→ Your goal:
Give the data again, word for word.

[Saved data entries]
● ● ● ● ●

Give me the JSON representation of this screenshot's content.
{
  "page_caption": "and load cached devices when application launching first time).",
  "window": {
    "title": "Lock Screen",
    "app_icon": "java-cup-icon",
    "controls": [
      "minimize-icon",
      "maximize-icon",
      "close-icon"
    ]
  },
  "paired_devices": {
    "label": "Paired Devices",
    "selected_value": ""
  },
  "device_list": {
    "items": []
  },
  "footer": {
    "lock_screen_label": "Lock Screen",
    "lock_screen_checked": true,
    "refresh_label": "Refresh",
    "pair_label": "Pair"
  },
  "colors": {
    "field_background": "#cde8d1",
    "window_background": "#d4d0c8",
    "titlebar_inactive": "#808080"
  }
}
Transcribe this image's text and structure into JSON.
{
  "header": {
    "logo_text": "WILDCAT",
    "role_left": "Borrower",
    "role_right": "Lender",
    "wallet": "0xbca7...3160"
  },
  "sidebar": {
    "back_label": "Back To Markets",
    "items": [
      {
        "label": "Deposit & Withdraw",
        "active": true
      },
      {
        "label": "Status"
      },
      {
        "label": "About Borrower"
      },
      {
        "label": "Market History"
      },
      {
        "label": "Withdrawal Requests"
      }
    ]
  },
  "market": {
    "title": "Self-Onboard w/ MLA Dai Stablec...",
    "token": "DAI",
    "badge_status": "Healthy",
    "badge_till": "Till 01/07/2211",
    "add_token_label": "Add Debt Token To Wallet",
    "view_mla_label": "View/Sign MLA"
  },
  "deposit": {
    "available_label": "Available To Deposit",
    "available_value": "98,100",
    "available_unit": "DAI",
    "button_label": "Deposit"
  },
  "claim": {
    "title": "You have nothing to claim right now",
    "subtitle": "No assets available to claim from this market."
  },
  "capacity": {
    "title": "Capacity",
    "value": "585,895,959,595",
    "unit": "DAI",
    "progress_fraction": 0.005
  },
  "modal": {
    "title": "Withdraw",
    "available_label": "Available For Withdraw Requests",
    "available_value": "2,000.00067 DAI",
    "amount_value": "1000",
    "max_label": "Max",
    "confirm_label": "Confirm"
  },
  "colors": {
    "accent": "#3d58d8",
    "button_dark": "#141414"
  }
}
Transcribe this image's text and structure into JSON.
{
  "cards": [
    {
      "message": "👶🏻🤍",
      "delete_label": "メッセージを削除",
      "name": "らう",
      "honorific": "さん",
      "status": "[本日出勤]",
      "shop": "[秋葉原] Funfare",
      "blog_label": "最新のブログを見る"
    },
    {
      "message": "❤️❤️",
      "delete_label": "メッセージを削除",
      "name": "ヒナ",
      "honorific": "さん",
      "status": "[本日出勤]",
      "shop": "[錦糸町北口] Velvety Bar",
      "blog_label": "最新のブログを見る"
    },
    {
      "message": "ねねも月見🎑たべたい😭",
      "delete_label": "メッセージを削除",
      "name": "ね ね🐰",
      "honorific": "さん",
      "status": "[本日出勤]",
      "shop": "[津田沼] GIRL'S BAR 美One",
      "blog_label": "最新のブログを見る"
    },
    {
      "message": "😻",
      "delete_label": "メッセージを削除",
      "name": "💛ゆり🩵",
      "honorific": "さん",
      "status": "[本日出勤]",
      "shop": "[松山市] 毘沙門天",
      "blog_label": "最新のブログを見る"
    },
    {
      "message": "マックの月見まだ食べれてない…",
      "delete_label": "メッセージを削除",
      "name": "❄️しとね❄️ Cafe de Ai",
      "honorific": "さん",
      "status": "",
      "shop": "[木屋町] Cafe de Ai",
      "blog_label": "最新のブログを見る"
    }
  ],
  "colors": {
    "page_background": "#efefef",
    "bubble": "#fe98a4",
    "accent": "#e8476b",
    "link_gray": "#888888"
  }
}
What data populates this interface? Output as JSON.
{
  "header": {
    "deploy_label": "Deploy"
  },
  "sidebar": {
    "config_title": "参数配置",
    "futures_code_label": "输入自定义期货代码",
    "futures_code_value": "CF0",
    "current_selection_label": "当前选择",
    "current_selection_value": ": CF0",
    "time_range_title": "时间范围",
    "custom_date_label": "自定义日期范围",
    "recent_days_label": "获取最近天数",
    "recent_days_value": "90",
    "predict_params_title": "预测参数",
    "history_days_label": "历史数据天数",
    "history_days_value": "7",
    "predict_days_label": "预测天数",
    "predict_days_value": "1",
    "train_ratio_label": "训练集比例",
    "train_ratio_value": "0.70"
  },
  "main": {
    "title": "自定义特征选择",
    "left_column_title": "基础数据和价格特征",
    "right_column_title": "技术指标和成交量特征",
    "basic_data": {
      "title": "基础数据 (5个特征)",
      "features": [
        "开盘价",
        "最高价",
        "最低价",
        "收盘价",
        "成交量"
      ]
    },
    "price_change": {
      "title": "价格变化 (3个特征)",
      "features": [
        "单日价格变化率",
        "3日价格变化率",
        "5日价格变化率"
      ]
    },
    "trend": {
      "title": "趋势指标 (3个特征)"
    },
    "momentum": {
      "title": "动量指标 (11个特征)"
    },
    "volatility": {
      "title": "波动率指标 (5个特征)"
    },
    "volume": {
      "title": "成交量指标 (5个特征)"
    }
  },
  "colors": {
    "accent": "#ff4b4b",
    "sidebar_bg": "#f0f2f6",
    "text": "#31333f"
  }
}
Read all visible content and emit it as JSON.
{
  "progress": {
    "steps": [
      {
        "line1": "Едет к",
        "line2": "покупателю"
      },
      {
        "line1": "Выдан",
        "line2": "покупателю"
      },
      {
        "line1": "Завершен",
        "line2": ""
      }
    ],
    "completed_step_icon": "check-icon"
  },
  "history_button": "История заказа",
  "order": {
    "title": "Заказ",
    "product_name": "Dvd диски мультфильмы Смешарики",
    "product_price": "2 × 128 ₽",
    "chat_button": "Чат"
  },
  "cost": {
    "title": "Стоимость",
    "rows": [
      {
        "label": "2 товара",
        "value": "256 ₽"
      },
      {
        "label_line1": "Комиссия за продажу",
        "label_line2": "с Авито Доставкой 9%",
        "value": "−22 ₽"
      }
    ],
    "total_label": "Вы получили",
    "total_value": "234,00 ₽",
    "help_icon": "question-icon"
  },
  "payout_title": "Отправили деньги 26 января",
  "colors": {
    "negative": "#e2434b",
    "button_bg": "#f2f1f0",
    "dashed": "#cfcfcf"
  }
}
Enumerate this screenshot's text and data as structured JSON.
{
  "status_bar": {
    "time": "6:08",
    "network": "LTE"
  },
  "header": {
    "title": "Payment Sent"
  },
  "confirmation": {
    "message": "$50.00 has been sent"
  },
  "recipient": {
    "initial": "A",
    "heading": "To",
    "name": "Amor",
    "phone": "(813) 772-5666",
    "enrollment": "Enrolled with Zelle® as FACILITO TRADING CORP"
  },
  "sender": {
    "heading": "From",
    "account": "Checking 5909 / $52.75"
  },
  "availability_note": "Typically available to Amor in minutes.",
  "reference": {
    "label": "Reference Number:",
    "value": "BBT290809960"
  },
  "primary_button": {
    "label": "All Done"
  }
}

● ● ● ● ●

→ Correct result:
Give me the JSON representation of this screenshot's content.
{
  "page_caption": "and load cached devices when application launching first time).",
  "window": {
    "title": "Lock Screen",
    "app_icon": "java-cup-icon",
    "controls": [
      "minimize-icon",
      "maximize-icon",
      "close-icon"
    ]
  },
  "paired_devices": {
    "label": "Paired Devices",
    "selected_value": ""
  },
  "device_list": {
    "items": []
  },
  "footer": {
    "lock_screen_label": "Lock Screen",
    "lock_screen_checked": true,
    "refresh_label": "Refresh",
    "pair_label": "Pair"
  },
  "colors": {
    "field_background": "#cde8d1",
    "window_background": "#d4d0c8",
    "titlebar_inactive": "#808080"
  }
}
Transcribe this image's text and structure into JSON.
{
  "header": {
    "logo_text": "WILDCAT",
    "role_left": "Borrower",
    "role_right": "Lender",
    "wallet": "0xbca7...3160"
  },
  "sidebar": {
    "back_label": "Back To Markets",
    "items": [
      {
        "label": "Deposit & Withdraw",
        "active": true
      },
      {
        "label": "Status"
      },
      {
        "label": "About Borrower"
      },
      {
        "label": "Market History"
      },
      {
        "label": "Withdrawal Requests"
      }
    ]
  },
  "market": {
    "title": "Self-Onboard w/ MLA Dai Stablec...",
    "token": "DAI",
    "badge_status": "Healthy",
    "badge_till": "Till 01/07/2211",
    "add_token_label": "Add Debt Token To Wallet",
    "view_mla_label": "View/Sign MLA"
  },
  "deposit": {
    "available_label": "Available To Deposit",
    "available_value": "98,100",
    "available_unit": "DAI",
    "button_label": "Deposit"
  },
  "claim": {
    "title": "You have nothing to claim right now",
    "subtitle": "No assets available to claim from this market."
  },
  "capacity": {
    "title": "Capacity",
    "value": "585,895,959,595",
    "unit": "DAI",
    "progress_fraction": 0.005
  },
  "modal": {
    "title": "Withdraw",
    "available_label": "Available For Withdraw Requests",
    "available_value": "2,000.00067 DAI",
    "amount_value": "1000",
    "max_label": "Max",
    "confirm_label": "Confirm"
  },
  "colors": {
    "accent": "#3d58d8",
    "button_dark": "#141414"
  }
}
Transcribe this image's text and structure into JSON.
{
  "cards": [
    {
      "message": "👶🏻🤍",
      "delete_label": "メッセージを削除",
      "name": "らう",
      "honorific": "さん",
      "status": "[本日出勤]",
      "shop": "[秋葉原] Funfare",
      "blog_label": "最新のブログを見る"
    },
    {
      "message": "❤️❤️",
      "delete_label": "メッセージを削除",
      "name": "ヒナ",
      "honorific": "さん",
      "status": "[本日出勤]",
      "shop": "[錦糸町北口] Velvety Bar",
      "blog_label": "最新のブログを見る"
    },
    {
      "message": "ねねも月見🎑たべたい😭",
      "delete_label": "メッセージを削除",
      "name": "ね ね🐰",
      "honorific": "さん",
      "status": "[本日出勤]",
      "shop": "[津田沼] GIRL'S BAR 美One",
      "blog_label": "最新のブログを見る"
    },
    {
      "message": "😻",
      "delete_label": "メッセージを削除",
      "name": "💛ゆり🩵",
      "honorific": "さん",
      "status": "[本日出勤]",
      "shop": "[松山市] 毘沙門天",
      "blog_label": "最新のブログを見る"
    },
    {
      "message": "マックの月見まだ食べれてない…",
      "delete_label": "メッセージを削除",
      "name": "❄️しとね❄️ Cafe de Ai",
      "honorific": "さん",
      "status": "",
      "shop": "[木屋町] Cafe de Ai",
      "blog_label": "最新のブログを見る"
    }
  ],
  "colors": {
    "page_background": "#efefef",
    "bubble": "#fe98a4",
    "accent": "#e8476b",
    "link_gray": "#888888"
  }
}
What data populates this interface? Output as JSON.
{
  "header": {
    "deploy_label": "Deploy"
  },
  "sidebar": {
    "config_title": "参数配置",
    "futures_code_label": "输入自定义期货代码",
    "futures_code_value": "CF0",
    "current_selection_label": "当前选择",
    "current_selection_value": ": CF0",
    "time_range_title": "时间范围",
    "custom_date_label": "自定义日期范围",
    "recent_days_label": "获取最近天数",
    "recent_days_value": "90",
    "predict_params_title": "预测参数",
    "history_days_label": "历史数据天数",
    "history_days_value": "7",
    "predict_days_label": "预测天数",
    "predict_days_value": "1",
    "train_ratio_label": "训练集比例",
    "train_ratio_value": "0.70"
  },
  "main": {
    "title": "自定义特征选择",
    "left_column_title": "基础数据和价格特征",
    "right_column_title": "技术指标和成交量特征",
    "basic_data": {
      "title": "基础数据 (5个特征)",
      "features": [
        "开盘价",
        "最高价",
        "最低价",
        "收盘价",
        "成交量"
      ]
    },
    "price_change": {
      "title": "价格变化 (3个特征)",
      "features": [
        "单日价格变化率",
        "3日价格变化率",
        "5日价格变化率"
      ]
    },
    "trend": {
      "title": "趋势指标 (3个特征)"
    },
    "momentum": {
      "title": "动量指标 (11个特征)"
    },
    "volatility": {
      "title": "波动率指标 (5个特征)"
    },
    "volume": {
      "title": "成交量指标 (5个特征)"
    }
  },
  "colors": {
    "accent": "#ff4b4b",
    "sidebar_bg": "#f0f2f6",
    "text": "#31333f"
  }
}
Read all visible content and emit it as JSON.
{
  "progress": {
    "steps": [
      {
        "line1": "Едет к",
        "line2": "покупателю"
      },
      {
        "line1": "Выдан",
        "line2": "покупателю"
      },
      {
        "line1": "Завершен",
        "line2": ""
      }
    ],
    "completed_step_icon": "check-icon"
  },
  "history_button": "История заказа",
  "order": {
    "title": "Заказ",
    "product_name": "Dvd диски мультфильмы Смешарики",
    "product_price": "2 × 128 ₽",
    "chat_button": "Чат"
  },
  "cost": {
    "title": "Стоимость",
    "rows": [
      {
        "label": "2 товара",
        "value": "256 ₽"
      },
      {
        "label_line1": "Комиссия за продажу",
        "label_line2": "с Авито Доставкой 9%",
        "value": "−22 ₽"
      }
    ],
    "total_label": "Вы получили",
    "total_value": "234,00 ₽",
    "help_icon": "question-icon"
  },
  "payout_title": "Отправили деньги 26 января",
  "colors": {
    "negative": "#e2434b",
    "button_bg": "#f2f1f0",
    "dashed": "#cfcfcf"
  }
}
Enumerate this screenshot's text and data as structured JSON.
{
  "status_bar": {
    "time": "6:08",
    "network": "LTE"
  },
  "header": {
    "title": "Payment Sent"
  },
  "confirmation": {
    "message": "$50.00 has been sent"
  },
  "recipient": {
    "initial": "A",
    "heading": "To",
    "name": "Amor",
    "phone": "(813) 772-5666",
    "enrollment": "Enrolled with Zelle® as FACILITO TRADING CORP"
  },
  "sender": {
    "heading": "From",
    "account": "Checking 5909 / $52.75"
  },
  "availability_note": "Typically available to Amor in minutes.",
  "reference": {
    "label": "Reference Number:",
    "value": "BBT290809960"
  },
  "primary_button": {
    "label": "All Done"
  }
}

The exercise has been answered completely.